- [Task details] Every line below that holds the string "Parameter" should be copied out.

- [Records for processing]
****************************************

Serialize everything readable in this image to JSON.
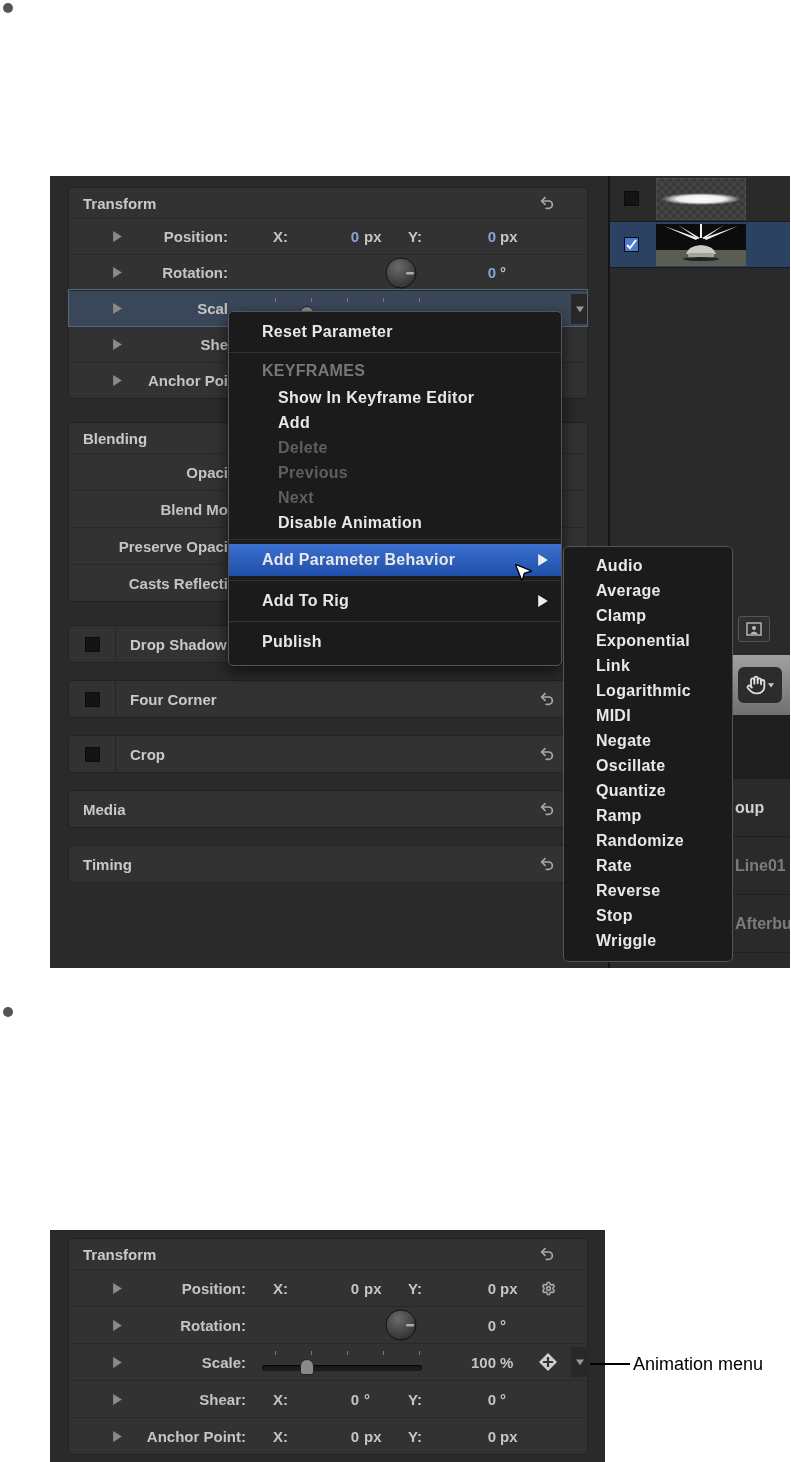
{
  "figure_1": {
    "inspector": {
      "values_tinted": true,
      "cards": [
        {
          "kind": "group",
          "title": "Transform",
          "reset_icon": true,
          "rows": [
            {
              "kind": "xy",
              "label": "Position:",
              "expanded": false,
              "selected": false,
              "x_label": "X:",
              "x_value": "0",
              "x_unit": "px",
              "y_label": "Y:",
              "y_value": "0",
              "y_unit": "px"
            },
            {
              "kind": "dial",
              "label": "Rotation:",
              "expanded": false,
              "selected": false,
              "value": "0",
              "unit": "°"
            },
            {
              "kind": "slider",
              "label": "Scal",
              "expanded": false,
              "selected": true,
              "level": 0.28,
              "animation_menu": true
            },
            {
              "kind": "label",
              "label": "She",
              "expanded": false,
              "selected": false
            },
            {
              "kind": "label",
              "label": "Anchor Poi",
              "expanded": false,
              "selected": false
            }
          ]
        },
        {
          "kind": "group",
          "title": "Blending",
          "reset_icon": false,
          "rows": [
            {
              "kind": "label",
              "label": "Opaci",
              "selected": false
            },
            {
              "kind": "label",
              "label": "Blend Mo",
              "selected": false
            },
            {
              "kind": "label",
              "label": "Preserve Opaci",
              "selected": false
            },
            {
              "kind": "label",
              "label": "Casts Reflecti",
              "selected": false
            }
          ]
        },
        {
          "kind": "toggle",
          "title": "Drop Shadow",
          "enabled": false,
          "reset_icon": false
        },
        {
          "kind": "toggle",
          "title": "Four Corner",
          "enabled": false,
          "reset_icon": true
        },
        {
          "kind": "toggle",
          "title": "Crop",
          "enabled": false,
          "reset_icon": true
        },
        {
          "kind": "group",
          "title": "Media",
          "reset_icon": true
        },
        {
          "kind": "group",
          "title": "Timing",
          "reset_icon": true
        }
      ]
    },
    "layers": [
      {
        "kind": "glow",
        "checked": false,
        "selected": false
      },
      {
        "kind": "picture",
        "checked": true,
        "selected": true
      }
    ],
    "list_rows": [
      {
        "label": "oup",
        "dimmed": false
      },
      {
        "label": "Line01",
        "dimmed": true
      },
      {
        "label": "Afterbu",
        "dimmed": true
      }
    ],
    "context_menu": {
      "items": [
        {
          "kind": "item",
          "label": "Reset Parameter",
          "disabled": false,
          "selected": false,
          "submenu": false
        },
        {
          "kind": "separator"
        },
        {
          "kind": "group",
          "label": "KEYFRAMES",
          "children": [
            {
              "label": "Show In Keyframe Editor",
              "disabled": false,
              "selected": false
            },
            {
              "label": "Add",
              "disabled": false,
              "selected": false
            },
            {
              "label": "Delete",
              "disabled": true,
              "selected": false
            },
            {
              "label": "Previous",
              "disabled": true,
              "selected": false
            },
            {
              "label": "Next",
              "disabled": true,
              "selected": false
            },
            {
              "label": "Disable Animation",
              "disabled": false,
              "selected": false
            }
          ]
        },
        {
          "kind": "separator"
        },
        {
          "kind": "item",
          "label": "Add Parameter Behavior",
          "disabled": false,
          "selected": true,
          "submenu": true
        },
        {
          "kind": "separator"
        },
        {
          "kind": "item",
          "label": "Add To Rig",
          "disabled": false,
          "selected": false,
          "submenu": true
        },
        {
          "kind": "separator"
        },
        {
          "kind": "item",
          "label": "Publish",
          "disabled": false,
          "selected": false,
          "submenu": false
        }
      ]
    },
    "submenu": {
      "items": [
        {
          "label": "Audio",
          "selected": false
        },
        {
          "label": "Average",
          "selected": false
        },
        {
          "label": "Clamp",
          "selected": false
        },
        {
          "label": "Exponential",
          "selected": false
        },
        {
          "label": "Link",
          "selected": false
        },
        {
          "label": "Logarithmic",
          "selected": false
        },
        {
          "label": "MIDI",
          "selected": false
        },
        {
          "label": "Negate",
          "selected": false
        },
        {
          "label": "Oscillate",
          "selected": false
        },
        {
          "label": "Quantize",
          "selected": false
        },
        {
          "label": "Ramp",
          "selected": false
        },
        {
          "label": "Randomize",
          "selected": false
        },
        {
          "label": "Rate",
          "selected": false
        },
        {
          "label": "Reverse",
          "selected": false
        },
        {
          "label": "Stop",
          "selected": false
        },
        {
          "label": "Wriggle",
          "selected": false
        }
      ]
    }
  },
  "figure_2": {
    "inspector": {
      "values_tinted": false,
      "cards": [
        {
          "kind": "group",
          "title": "Transform",
          "reset_icon": true,
          "rows": [
            {
              "kind": "xy",
              "label": "Position:",
              "expanded": false,
              "selected": false,
              "x_label": "X:",
              "x_value": "0",
              "x_unit": "px",
              "y_label": "Y:",
              "y_value": "0",
              "y_unit": "px",
              "gear_icon": true
            },
            {
              "kind": "dial",
              "label": "Rotation:",
              "expanded": false,
              "selected": false,
              "value": "0",
              "unit": "°"
            },
            {
              "kind": "slider",
              "label": "Scale:",
              "expanded": false,
              "selected": false,
              "level": 0.28,
              "value": "100",
              "unit": "%",
              "keyframe_icon": true,
              "animation_menu": true
            },
            {
              "kind": "xy",
              "label": "Shear:",
              "expanded": false,
              "selected": false,
              "x_label": "X:",
              "x_value": "0",
              "x_unit": "°",
              "y_label": "Y:",
              "y_value": "0",
              "y_unit": "°"
            },
            {
              "kind": "xy",
              "label": "Anchor Point:",
              "expanded": false,
              "selected": false,
              "x_label": "X:",
              "x_value": "0",
              "x_unit": "px",
              "y_label": "Y:",
              "y_value": "0",
              "y_unit": "px"
            }
          ]
        }
      ]
    },
    "callout": {
      "label": "Animation menu"
    }
  }
}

****************************************

- [Solution below]
          "label": "Reset Parameter",
          "label": "Add Parameter Behavior",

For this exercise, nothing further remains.